AIM — Lines containing "الثوب" are to be counted. Report the count alone.

[START]

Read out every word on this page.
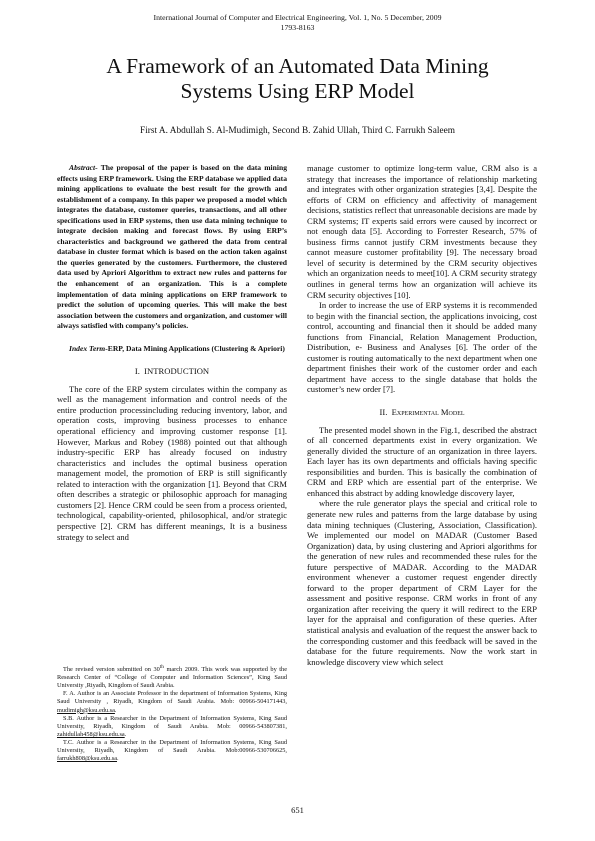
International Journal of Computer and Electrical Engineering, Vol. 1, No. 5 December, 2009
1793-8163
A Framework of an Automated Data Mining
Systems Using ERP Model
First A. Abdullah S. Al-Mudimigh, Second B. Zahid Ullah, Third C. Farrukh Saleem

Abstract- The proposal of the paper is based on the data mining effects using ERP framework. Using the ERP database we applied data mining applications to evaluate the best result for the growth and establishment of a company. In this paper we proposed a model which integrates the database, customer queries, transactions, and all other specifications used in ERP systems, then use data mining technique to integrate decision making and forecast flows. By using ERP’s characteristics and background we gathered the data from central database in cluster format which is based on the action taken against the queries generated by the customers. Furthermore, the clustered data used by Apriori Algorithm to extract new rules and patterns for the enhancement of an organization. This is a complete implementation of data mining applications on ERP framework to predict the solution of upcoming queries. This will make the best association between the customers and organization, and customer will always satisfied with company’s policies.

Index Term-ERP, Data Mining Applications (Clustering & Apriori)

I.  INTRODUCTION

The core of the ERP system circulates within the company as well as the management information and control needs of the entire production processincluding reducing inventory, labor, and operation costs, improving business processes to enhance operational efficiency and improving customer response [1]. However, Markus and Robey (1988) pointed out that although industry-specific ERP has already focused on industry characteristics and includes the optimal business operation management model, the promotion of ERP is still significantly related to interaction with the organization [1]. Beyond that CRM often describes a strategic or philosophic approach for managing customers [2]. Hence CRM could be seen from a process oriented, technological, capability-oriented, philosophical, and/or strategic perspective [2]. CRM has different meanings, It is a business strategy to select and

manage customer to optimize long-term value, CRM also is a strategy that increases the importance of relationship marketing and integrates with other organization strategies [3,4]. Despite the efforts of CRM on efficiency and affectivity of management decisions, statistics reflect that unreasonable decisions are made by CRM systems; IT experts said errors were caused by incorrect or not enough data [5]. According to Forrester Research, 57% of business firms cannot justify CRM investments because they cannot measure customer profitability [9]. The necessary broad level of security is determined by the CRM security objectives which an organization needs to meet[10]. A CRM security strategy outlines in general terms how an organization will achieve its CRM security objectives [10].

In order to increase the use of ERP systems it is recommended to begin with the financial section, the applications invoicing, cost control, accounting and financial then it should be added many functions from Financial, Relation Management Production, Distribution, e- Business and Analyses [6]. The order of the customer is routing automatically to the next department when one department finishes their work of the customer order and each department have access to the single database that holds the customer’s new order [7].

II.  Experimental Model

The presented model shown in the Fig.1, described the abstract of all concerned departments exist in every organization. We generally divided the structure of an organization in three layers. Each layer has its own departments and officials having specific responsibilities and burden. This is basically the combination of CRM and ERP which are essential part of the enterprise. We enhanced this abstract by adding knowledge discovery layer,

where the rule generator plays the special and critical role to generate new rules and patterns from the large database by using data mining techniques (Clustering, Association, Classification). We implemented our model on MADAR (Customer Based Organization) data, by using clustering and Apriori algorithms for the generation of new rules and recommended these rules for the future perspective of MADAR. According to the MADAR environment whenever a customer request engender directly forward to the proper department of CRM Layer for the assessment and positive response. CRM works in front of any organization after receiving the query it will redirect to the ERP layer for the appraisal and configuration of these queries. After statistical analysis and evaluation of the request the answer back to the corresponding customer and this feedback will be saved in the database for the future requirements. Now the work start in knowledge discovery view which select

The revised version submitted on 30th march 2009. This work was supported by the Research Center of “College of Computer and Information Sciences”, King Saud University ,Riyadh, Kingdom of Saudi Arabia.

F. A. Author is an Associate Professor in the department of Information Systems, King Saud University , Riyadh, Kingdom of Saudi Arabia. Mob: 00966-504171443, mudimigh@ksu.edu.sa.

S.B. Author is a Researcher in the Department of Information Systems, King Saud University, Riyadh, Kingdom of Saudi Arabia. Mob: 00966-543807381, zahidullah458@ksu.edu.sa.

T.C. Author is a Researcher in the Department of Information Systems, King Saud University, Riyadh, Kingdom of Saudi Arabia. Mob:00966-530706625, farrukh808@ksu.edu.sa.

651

[END]
[START]

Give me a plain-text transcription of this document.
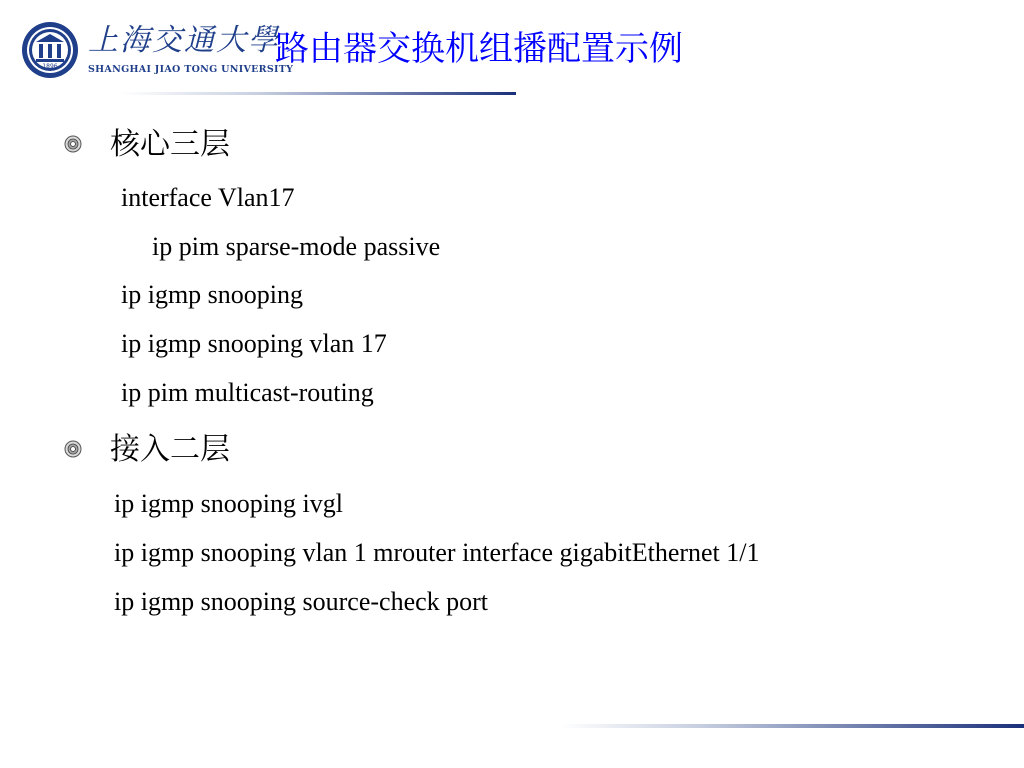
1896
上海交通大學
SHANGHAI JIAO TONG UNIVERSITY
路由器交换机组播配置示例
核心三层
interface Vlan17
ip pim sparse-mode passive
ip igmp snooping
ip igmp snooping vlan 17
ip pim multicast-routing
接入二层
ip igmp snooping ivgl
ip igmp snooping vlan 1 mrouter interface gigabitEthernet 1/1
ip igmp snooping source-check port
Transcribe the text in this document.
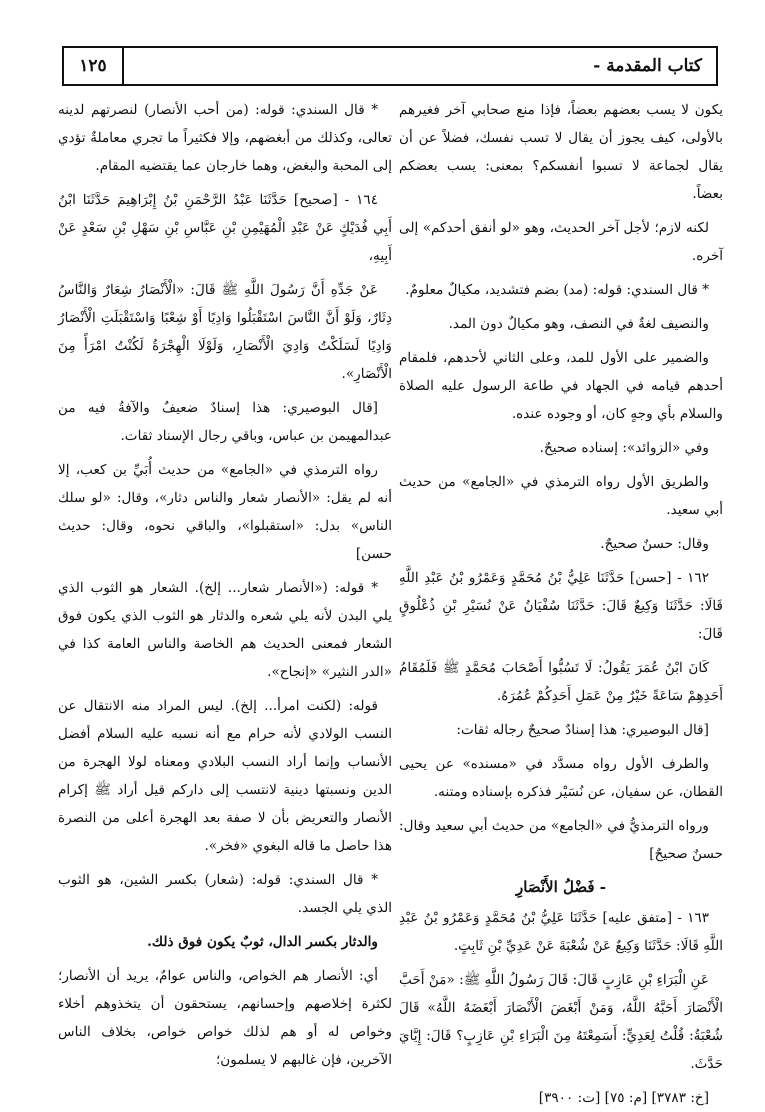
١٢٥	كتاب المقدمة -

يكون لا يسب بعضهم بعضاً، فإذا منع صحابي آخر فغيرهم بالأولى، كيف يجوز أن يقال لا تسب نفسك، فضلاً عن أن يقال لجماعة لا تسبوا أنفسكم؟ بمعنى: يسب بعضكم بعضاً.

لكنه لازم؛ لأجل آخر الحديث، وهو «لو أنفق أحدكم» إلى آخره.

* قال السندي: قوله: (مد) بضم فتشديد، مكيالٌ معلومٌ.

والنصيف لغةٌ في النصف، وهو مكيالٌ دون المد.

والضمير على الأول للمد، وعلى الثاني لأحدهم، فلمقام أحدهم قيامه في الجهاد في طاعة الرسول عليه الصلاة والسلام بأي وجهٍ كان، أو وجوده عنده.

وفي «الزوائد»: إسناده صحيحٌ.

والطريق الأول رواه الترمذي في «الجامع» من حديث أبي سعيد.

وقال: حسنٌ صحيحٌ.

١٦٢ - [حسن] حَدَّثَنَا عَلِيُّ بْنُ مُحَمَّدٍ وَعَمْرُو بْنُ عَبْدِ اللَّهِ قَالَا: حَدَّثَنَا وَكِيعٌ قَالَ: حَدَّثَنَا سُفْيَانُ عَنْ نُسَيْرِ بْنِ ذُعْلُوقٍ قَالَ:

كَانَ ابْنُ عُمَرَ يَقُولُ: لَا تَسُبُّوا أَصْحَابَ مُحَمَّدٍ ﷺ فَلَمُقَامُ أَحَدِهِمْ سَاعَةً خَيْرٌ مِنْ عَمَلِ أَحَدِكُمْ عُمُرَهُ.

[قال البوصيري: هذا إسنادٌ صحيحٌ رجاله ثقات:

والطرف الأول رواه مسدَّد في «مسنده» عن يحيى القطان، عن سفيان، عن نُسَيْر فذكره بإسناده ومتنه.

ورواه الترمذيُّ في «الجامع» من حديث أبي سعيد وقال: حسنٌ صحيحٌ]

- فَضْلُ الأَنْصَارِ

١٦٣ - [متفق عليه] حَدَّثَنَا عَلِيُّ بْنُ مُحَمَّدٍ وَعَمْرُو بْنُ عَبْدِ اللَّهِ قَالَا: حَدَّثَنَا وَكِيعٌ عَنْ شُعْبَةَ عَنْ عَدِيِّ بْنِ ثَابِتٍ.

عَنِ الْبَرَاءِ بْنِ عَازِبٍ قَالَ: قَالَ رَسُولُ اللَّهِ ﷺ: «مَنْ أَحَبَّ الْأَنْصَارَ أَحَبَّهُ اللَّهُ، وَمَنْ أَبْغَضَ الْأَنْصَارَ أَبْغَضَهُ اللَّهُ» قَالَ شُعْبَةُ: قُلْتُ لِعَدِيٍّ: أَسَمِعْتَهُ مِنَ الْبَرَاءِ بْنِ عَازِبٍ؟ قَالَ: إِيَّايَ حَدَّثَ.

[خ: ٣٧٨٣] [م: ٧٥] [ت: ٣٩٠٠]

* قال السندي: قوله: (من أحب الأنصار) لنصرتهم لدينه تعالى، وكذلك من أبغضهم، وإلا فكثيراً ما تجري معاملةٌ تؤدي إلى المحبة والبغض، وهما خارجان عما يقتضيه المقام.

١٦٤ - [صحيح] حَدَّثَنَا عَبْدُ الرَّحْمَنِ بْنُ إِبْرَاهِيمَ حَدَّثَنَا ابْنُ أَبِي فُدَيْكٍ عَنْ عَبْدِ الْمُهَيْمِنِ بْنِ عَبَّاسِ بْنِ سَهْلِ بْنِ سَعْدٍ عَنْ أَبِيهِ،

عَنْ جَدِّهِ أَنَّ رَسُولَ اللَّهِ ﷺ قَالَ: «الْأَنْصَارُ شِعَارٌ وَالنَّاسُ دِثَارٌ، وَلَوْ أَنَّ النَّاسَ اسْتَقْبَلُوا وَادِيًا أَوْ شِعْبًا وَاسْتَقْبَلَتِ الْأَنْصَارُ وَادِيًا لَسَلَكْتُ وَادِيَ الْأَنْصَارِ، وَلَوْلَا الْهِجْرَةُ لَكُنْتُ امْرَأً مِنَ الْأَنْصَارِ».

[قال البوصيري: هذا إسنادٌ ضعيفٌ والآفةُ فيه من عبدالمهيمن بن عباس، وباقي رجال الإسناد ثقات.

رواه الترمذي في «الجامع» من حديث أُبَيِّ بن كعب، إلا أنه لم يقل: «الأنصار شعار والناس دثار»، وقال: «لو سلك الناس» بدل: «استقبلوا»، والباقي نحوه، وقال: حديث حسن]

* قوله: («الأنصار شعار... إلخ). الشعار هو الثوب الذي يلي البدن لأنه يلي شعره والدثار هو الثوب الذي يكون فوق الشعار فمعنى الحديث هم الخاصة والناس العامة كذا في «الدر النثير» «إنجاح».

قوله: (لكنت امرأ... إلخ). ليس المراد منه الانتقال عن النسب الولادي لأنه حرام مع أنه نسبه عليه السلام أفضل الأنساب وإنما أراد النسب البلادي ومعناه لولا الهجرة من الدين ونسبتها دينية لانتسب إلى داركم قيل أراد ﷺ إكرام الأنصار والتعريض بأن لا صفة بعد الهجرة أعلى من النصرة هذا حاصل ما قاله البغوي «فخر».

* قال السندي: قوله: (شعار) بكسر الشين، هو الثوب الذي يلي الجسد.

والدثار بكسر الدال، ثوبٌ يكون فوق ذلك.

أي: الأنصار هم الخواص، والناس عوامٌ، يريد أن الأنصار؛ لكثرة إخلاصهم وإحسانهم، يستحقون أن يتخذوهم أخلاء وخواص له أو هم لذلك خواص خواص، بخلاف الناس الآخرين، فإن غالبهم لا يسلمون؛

[END]

TASK RESPONSE — 2